◆ Description of the task
Compute how many lines in the entries below contain "pivoter", and output nothing but the number.

◆ Data for the task
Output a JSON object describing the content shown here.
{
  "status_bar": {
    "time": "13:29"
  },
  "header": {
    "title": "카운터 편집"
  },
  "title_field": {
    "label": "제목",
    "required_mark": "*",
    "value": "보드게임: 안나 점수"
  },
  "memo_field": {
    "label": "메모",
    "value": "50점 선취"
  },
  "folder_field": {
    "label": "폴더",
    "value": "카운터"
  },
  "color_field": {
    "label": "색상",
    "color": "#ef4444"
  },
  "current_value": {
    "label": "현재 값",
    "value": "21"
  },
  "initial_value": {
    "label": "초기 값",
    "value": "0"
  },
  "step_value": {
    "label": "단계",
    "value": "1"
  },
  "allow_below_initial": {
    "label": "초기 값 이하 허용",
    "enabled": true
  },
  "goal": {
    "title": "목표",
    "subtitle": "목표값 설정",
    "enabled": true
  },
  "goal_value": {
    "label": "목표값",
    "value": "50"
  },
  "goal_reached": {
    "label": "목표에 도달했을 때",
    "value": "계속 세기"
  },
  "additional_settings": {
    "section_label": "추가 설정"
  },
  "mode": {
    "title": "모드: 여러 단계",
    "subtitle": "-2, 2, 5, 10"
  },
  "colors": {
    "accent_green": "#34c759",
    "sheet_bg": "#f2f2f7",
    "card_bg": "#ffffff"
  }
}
--
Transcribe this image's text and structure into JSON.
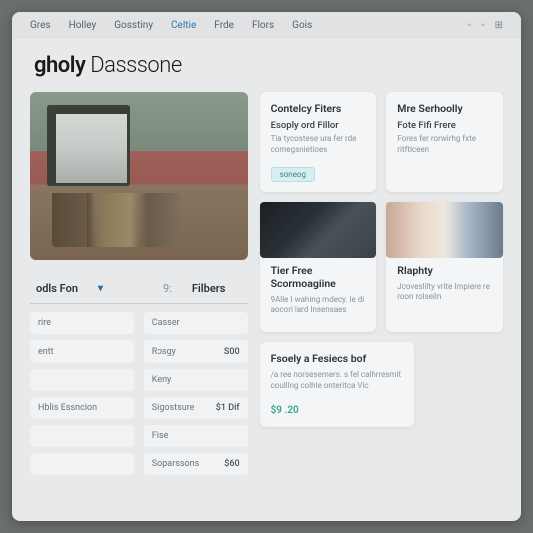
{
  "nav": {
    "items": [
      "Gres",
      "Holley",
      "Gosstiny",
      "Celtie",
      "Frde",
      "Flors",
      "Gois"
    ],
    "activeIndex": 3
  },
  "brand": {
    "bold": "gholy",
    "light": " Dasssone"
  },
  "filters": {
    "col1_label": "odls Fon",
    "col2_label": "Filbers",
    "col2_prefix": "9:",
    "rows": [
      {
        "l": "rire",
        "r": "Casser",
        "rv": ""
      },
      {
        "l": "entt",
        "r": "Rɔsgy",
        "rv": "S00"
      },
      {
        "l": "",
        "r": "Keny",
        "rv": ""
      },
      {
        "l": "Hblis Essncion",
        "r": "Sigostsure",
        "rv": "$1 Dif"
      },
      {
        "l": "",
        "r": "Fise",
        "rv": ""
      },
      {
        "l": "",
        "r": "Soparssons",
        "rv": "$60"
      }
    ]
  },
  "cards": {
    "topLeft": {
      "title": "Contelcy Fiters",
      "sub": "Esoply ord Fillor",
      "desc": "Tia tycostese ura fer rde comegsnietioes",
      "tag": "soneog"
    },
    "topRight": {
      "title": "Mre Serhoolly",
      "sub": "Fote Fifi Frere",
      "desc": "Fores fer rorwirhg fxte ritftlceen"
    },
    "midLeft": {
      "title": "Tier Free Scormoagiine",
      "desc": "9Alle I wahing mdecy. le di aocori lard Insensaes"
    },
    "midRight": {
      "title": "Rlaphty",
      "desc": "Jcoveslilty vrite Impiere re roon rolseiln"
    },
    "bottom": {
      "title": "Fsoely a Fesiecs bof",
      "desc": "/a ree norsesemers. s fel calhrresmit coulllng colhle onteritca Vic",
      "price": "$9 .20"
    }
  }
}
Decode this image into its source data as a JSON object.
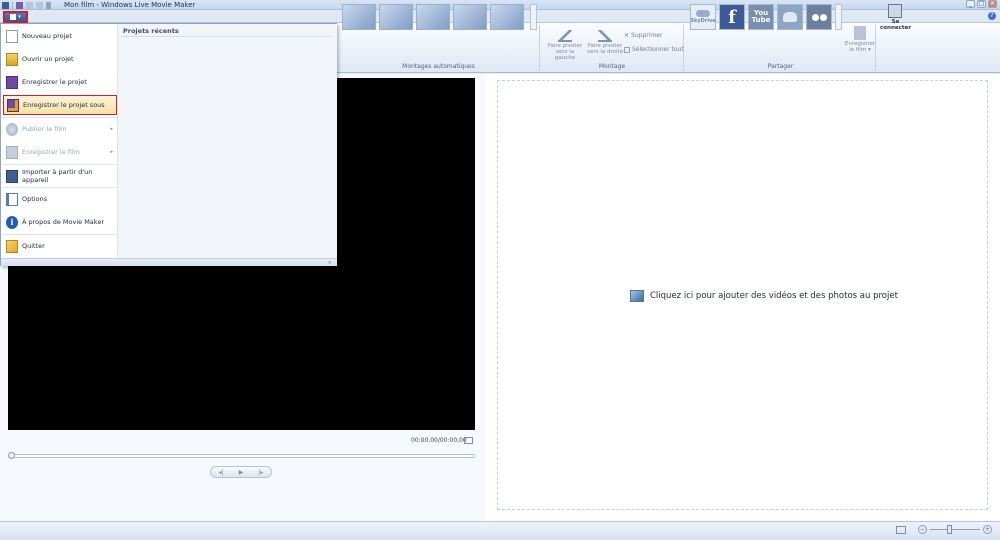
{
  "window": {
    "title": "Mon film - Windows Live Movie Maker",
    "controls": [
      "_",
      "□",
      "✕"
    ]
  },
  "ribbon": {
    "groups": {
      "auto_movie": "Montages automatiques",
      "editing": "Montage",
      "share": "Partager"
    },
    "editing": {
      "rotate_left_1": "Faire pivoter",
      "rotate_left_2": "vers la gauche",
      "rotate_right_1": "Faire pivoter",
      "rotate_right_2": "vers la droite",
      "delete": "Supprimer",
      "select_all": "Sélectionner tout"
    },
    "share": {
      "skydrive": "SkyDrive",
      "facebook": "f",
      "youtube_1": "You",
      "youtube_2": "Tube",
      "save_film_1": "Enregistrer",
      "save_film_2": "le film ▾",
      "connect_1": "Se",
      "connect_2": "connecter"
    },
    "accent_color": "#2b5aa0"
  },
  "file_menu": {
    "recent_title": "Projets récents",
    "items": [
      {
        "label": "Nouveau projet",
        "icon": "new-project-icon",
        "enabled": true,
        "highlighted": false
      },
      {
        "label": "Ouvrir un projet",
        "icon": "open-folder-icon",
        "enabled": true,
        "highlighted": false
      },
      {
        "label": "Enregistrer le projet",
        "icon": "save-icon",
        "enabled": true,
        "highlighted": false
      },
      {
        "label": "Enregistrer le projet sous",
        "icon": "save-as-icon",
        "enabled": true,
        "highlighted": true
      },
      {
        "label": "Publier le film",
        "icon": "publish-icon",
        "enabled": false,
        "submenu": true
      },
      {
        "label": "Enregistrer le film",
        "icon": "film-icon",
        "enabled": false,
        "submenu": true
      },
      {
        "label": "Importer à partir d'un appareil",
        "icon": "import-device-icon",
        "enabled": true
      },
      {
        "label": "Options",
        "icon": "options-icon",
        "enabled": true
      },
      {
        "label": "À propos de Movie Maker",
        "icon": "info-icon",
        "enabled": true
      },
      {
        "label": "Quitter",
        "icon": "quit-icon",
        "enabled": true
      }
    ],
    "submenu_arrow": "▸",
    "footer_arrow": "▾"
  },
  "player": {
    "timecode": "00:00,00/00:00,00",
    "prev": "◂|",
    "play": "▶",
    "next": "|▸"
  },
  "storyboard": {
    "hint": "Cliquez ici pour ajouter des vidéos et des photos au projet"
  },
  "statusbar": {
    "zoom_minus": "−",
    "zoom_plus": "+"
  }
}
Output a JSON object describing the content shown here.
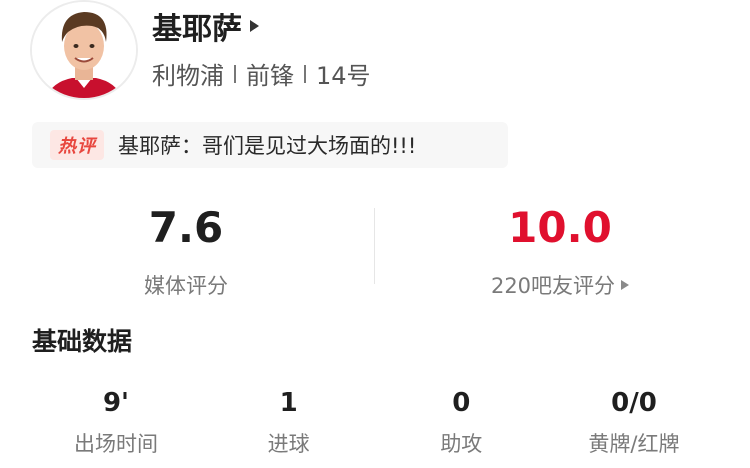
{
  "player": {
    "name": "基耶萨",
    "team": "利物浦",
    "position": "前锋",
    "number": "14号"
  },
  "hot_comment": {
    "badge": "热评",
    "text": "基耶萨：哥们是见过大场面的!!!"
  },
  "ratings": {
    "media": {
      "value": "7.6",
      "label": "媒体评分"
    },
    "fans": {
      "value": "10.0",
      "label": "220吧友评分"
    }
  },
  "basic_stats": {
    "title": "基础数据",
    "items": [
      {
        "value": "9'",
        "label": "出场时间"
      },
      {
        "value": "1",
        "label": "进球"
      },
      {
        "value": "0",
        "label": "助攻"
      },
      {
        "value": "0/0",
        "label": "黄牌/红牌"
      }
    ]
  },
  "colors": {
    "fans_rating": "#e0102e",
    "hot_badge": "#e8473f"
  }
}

◆ Written answer
2